▸ Element and coordinate lines

━━━━━━━━

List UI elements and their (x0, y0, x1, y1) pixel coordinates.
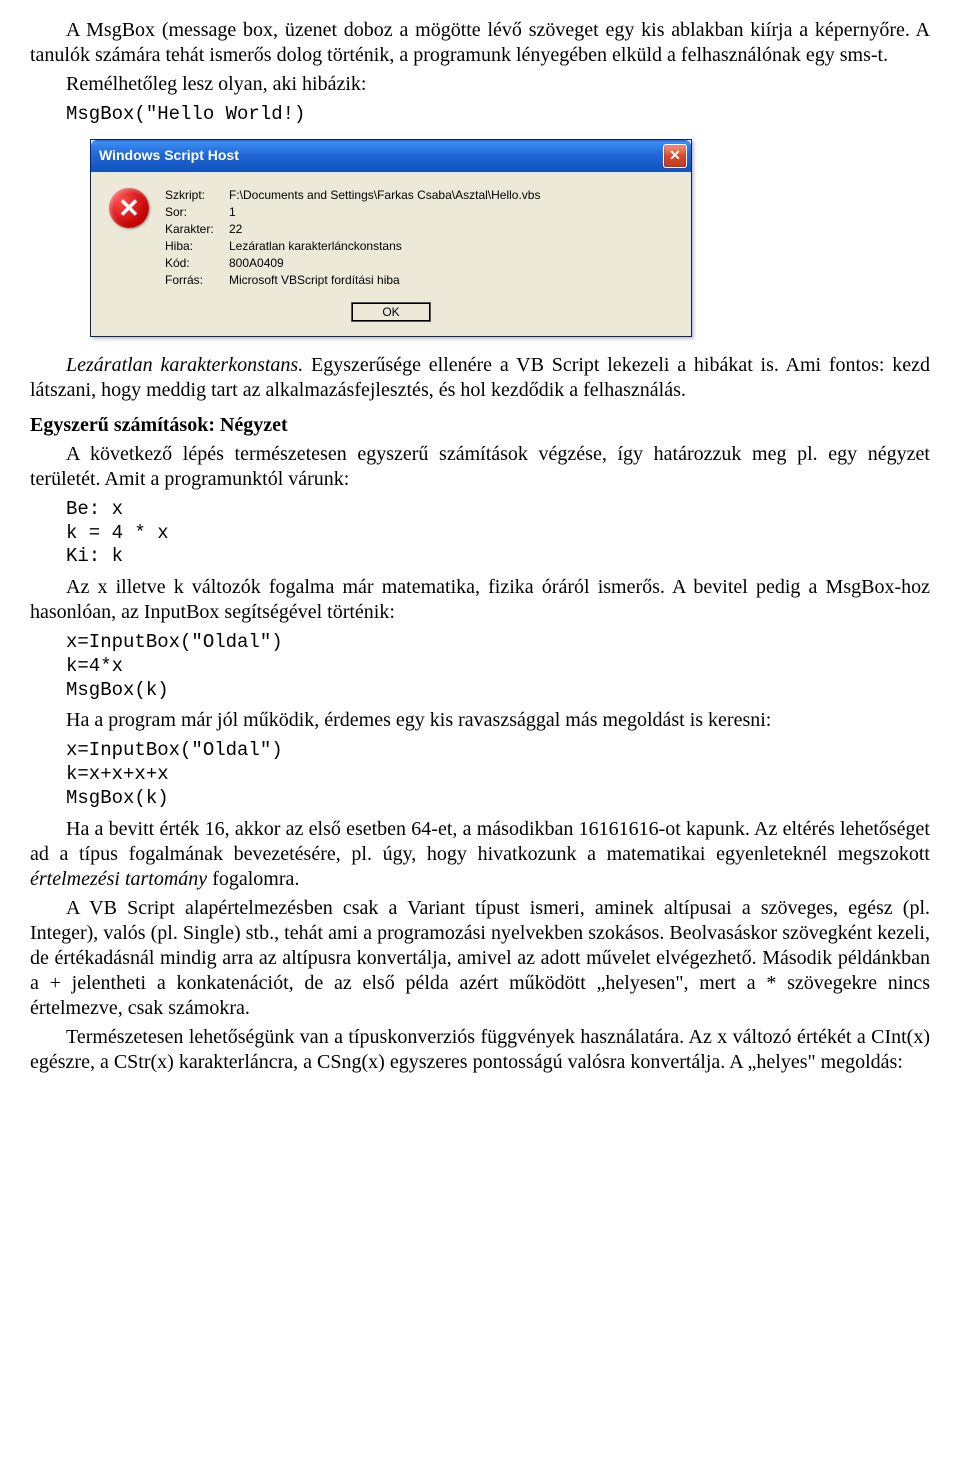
label-char: Karakter: (165, 222, 229, 237)
code-msgbox-wrong: MsgBox("Hello World!) (66, 103, 930, 127)
ok-button[interactable]: OK (351, 302, 431, 322)
value-char: 22 (229, 222, 673, 237)
close-icon[interactable]: ✕ (663, 144, 687, 168)
error-dialog: Windows Script Host ✕ ✕ Szkript:F:\Docum… (90, 139, 692, 337)
code-pseudocode: Be: x k = 4 * x Ki: k (66, 498, 930, 569)
label-error: Hiba: (165, 239, 229, 254)
paragraph-type-intro: Ha a bevitt érték 16, akkor az első eset… (30, 817, 930, 892)
code-inputbox-1: x=InputBox("Oldal") k=4*x MsgBox(k) (66, 631, 930, 702)
dialog-button-row: OK (91, 296, 691, 336)
type-intro-a: Ha a bevitt érték 16, akkor az első eset… (30, 818, 930, 865)
dialog-body: ✕ Szkript:F:\Documents and Settings\Fark… (91, 172, 691, 296)
label-script: Szkript: (165, 188, 229, 203)
type-intro-em: értelmezési tartomány (30, 868, 207, 890)
paragraph-trick: Ha a program már jól működik, érdemes eg… (30, 708, 930, 733)
code-inputbox-2: x=InputBox("Oldal") k=x+x+x+x MsgBox(k) (66, 739, 930, 810)
error-icon: ✕ (109, 188, 149, 228)
paragraph-intro: A MsgBox (message box, üzenet doboz a mö… (30, 18, 930, 68)
value-code: 800A0409 (229, 256, 673, 271)
value-line: 1 (229, 205, 673, 220)
value-error: Lezáratlan karakterlánckonstans (229, 239, 673, 254)
value-script: F:\Documents and Settings\Farkas Csaba\A… (229, 188, 673, 203)
type-intro-b: fogalomra. (207, 868, 299, 890)
label-code: Kód: (165, 256, 229, 271)
heading-simple-calc: Egyszerű számítások: Négyzet (30, 413, 930, 438)
label-source: Forrás: (165, 273, 229, 288)
dialog-titlebar: Windows Script Host ✕ (91, 140, 691, 172)
paragraph-conversion: Természetesen lehetőségünk van a típusko… (30, 1025, 930, 1075)
paragraph-next-step: A következő lépés természetesen egyszerű… (30, 442, 930, 492)
paragraph-variables: Az x illetve k változók fogalma már mate… (30, 575, 930, 625)
caption-italic: Lezáratlan karakterkonstans. (66, 354, 303, 376)
paragraph-caption: Lezáratlan karakterkonstans. Egyszerűség… (30, 353, 930, 403)
label-line: Sor: (165, 205, 229, 220)
paragraph-hope-error: Remélhetőleg lesz olyan, aki hibázik: (30, 72, 930, 97)
dialog-title: Windows Script Host (99, 147, 239, 165)
dialog-info: Szkript:F:\Documents and Settings\Farkas… (165, 188, 673, 290)
paragraph-variant: A VB Script alapértelmezésben csak a Var… (30, 896, 930, 1021)
value-source: Microsoft VBScript fordítási hiba (229, 273, 673, 288)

━━━━━━━━

▸ Short exercise
Rewrite the stretch from the line containing "label-char: Karakter: (165, 222, 229, 237)" through the line containing "value-code: 800A0409 (229, 256, 673, 271)" as a numbered list, omitting any blank lines.

▸ Written response
1. label-char: Karakter: (165, 222, 229, 237)
2. code-msgbox-wrong: MsgBox("Hello World!) (66, 103, 930, 127)
3. ok-button[interactable]: OK (351, 302, 431, 322)
4. value-char: 22 (229, 222, 673, 237)
5. close-icon[interactable]: ✕ (663, 144, 687, 168)
6. error-dialog: Windows Script Host ✕ ✕ Szkript:F:\Docum… (90, 139, 692, 337)
7. code-pseudocode: Be: x k = 4 * x Ki: k (66, 498, 930, 569)
8. label-error: Hiba: (165, 239, 229, 254)
9. paragraph-type-intro: Ha a bevitt érték 16, akkor az első eset… (30, 817, 930, 892)
10. code-inputbox-1: x=InputBox("Oldal") k=4*x MsgBox(k) (66, 631, 930, 702)
11. dialog-button-row: OK (91, 296, 691, 336)
12. type-intro-a: Ha a bevitt érték 16, akkor az első eset… (30, 818, 930, 865)
13. dialog-body: ✕ Szkript:F:\Documents and Settings\Fark… (91, 172, 691, 296)
14. label-script: Szkript: (165, 188, 229, 203)
15. type-intro-em: értelmezési tartomány (30, 868, 207, 890)
16. paragraph-trick: Ha a program már jól működik, érdemes eg… (30, 708, 930, 733)
17. code-inputbox-2: x=InputBox("Oldal") k=x+x+x+x MsgBox(k) (66, 739, 930, 810)
18. error-icon: ✕ (109, 188, 149, 228)
19. paragraph-intro: A MsgBox (message box, üzenet doboz a mö… (30, 18, 930, 68)
20. value-code: 800A0409 (229, 256, 673, 271)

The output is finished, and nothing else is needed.